● **SET TASK**: Return each line of the listing that contains the string "predicha".

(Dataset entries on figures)
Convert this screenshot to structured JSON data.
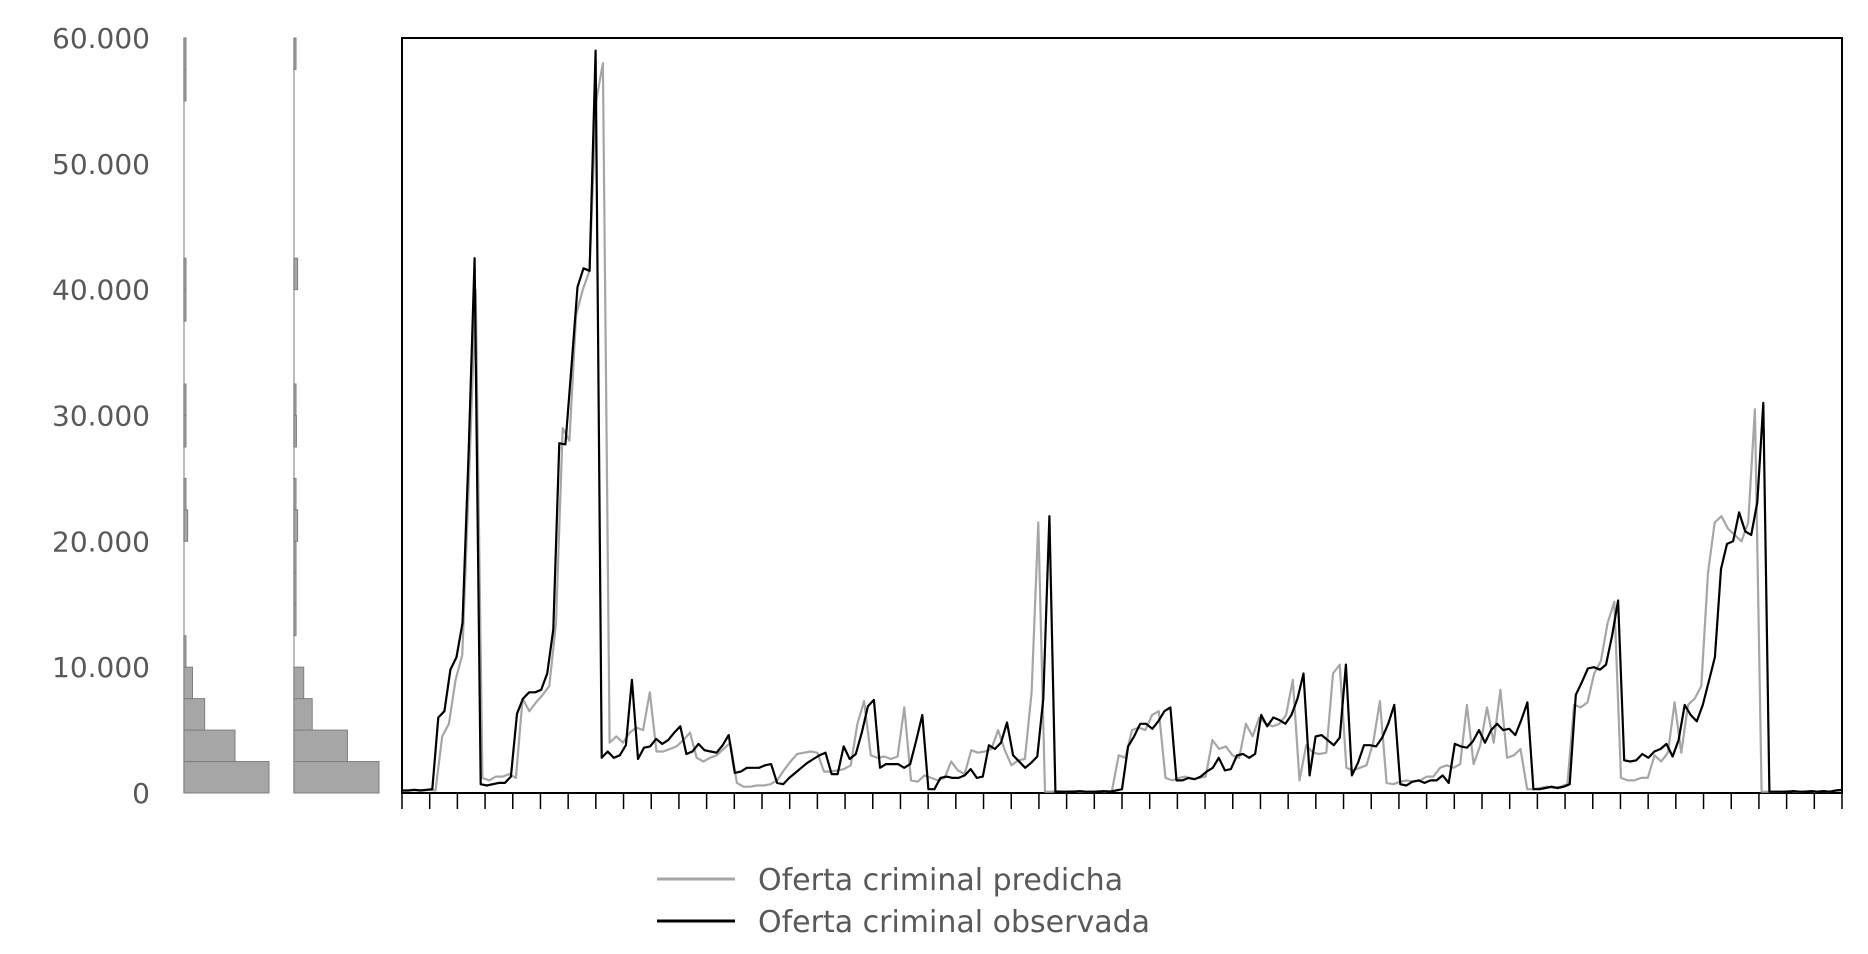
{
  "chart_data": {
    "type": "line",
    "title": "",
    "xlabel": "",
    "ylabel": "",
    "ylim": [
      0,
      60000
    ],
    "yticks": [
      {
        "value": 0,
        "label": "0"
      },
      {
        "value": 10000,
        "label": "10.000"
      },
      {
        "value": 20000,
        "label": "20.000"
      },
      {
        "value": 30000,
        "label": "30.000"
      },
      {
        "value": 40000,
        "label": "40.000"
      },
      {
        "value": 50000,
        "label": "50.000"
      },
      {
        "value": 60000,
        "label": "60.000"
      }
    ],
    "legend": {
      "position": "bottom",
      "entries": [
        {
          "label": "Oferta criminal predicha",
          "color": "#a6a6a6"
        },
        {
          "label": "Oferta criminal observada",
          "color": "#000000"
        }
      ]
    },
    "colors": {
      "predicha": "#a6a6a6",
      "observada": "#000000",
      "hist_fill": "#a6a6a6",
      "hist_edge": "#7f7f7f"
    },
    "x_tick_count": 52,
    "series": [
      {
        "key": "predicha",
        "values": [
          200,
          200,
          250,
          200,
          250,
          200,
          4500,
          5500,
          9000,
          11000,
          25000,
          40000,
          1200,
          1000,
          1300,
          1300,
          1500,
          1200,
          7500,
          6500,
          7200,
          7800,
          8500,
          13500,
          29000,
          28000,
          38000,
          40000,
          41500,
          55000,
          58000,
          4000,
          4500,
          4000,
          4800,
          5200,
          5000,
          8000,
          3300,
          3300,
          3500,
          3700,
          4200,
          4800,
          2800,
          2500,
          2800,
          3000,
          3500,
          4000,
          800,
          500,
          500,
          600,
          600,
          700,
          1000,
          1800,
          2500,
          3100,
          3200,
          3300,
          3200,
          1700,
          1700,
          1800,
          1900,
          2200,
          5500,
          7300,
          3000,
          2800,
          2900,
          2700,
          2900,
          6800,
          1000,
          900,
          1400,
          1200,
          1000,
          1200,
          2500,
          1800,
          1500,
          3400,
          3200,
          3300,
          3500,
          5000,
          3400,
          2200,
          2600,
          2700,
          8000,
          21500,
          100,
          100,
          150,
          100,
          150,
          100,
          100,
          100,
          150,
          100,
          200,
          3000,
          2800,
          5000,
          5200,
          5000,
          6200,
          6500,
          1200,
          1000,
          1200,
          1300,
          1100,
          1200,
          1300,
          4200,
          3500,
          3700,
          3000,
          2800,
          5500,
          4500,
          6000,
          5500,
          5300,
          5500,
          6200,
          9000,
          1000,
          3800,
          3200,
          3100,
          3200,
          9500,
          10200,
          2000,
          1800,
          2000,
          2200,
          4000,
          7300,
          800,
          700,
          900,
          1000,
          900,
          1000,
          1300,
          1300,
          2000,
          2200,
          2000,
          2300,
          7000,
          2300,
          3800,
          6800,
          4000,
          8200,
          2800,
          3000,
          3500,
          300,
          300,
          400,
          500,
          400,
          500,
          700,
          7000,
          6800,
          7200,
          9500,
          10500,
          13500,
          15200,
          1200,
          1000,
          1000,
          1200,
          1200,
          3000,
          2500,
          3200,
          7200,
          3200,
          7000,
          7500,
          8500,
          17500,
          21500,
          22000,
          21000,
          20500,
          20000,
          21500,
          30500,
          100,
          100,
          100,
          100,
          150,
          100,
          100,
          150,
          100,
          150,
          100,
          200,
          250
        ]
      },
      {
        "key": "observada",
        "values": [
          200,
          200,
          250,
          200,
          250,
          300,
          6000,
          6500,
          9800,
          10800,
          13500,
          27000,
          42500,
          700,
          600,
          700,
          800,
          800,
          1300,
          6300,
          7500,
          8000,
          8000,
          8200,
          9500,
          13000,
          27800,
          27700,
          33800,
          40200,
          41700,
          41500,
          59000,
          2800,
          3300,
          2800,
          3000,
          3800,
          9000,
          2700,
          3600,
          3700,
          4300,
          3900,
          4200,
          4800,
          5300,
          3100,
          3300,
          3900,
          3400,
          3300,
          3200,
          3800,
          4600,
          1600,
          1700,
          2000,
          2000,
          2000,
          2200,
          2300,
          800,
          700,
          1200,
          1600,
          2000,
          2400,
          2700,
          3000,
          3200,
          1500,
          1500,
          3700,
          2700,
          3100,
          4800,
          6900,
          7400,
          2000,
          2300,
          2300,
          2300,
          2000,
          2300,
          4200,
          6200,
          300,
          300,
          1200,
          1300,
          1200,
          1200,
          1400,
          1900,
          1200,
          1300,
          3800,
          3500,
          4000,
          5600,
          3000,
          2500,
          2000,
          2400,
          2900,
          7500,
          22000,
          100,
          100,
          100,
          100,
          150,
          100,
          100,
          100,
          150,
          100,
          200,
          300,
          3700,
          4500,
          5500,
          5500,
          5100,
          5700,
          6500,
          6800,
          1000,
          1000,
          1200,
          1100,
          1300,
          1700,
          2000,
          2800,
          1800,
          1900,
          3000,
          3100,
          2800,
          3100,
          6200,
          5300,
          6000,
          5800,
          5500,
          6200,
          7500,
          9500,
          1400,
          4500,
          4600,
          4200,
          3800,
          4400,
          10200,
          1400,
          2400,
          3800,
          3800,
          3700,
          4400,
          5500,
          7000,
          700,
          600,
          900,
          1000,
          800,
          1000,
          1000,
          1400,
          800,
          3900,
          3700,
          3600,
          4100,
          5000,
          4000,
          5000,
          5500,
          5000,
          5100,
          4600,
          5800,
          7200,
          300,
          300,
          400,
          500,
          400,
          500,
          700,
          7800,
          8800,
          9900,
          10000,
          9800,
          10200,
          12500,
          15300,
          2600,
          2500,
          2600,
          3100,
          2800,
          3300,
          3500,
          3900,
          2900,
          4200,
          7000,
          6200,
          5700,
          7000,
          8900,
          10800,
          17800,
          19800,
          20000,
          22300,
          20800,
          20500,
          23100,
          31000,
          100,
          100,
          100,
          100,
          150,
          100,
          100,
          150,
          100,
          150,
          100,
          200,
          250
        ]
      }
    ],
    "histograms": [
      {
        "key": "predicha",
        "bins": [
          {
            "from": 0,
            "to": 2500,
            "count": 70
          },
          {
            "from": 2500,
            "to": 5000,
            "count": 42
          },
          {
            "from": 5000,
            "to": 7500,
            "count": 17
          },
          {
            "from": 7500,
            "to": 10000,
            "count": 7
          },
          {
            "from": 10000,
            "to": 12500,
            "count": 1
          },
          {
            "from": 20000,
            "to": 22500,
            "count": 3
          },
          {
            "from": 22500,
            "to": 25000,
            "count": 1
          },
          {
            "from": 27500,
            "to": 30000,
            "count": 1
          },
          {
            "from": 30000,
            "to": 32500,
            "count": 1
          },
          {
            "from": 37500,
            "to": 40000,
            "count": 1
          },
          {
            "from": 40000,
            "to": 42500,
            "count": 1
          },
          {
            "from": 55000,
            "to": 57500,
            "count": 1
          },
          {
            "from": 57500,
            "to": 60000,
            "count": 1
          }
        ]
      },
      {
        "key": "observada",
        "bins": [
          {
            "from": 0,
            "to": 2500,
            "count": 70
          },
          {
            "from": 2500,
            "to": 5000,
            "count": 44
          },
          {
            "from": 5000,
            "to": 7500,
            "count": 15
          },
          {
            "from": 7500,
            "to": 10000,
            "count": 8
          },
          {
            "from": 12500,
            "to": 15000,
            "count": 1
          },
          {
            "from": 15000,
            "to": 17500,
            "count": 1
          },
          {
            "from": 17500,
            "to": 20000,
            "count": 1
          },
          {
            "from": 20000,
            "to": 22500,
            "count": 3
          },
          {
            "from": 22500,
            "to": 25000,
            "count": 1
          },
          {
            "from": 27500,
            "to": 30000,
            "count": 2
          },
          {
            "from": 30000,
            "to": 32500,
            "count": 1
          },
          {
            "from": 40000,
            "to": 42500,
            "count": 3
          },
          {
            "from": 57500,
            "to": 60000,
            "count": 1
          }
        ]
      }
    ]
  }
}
--
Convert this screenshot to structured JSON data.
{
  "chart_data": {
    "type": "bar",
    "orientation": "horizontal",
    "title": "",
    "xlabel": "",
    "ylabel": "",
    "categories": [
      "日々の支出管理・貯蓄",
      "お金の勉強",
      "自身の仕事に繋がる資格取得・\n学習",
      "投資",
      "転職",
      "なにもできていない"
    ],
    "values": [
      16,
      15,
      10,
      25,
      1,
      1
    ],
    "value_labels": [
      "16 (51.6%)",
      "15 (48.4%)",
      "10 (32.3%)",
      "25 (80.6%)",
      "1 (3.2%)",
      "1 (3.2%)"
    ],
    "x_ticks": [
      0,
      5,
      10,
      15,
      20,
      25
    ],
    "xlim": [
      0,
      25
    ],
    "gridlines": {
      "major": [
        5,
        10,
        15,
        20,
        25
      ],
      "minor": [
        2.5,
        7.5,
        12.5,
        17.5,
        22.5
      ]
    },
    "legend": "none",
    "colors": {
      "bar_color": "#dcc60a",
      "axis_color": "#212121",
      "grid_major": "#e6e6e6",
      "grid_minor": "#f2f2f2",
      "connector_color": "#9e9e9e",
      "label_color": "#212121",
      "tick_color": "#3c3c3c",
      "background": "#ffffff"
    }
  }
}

● **EXERCISE RESPONSE**:
          "label": "Oferta criminal predicha",
      "predicha": "#a6a6a6",
        "key": "predicha",
        "key": "predicha",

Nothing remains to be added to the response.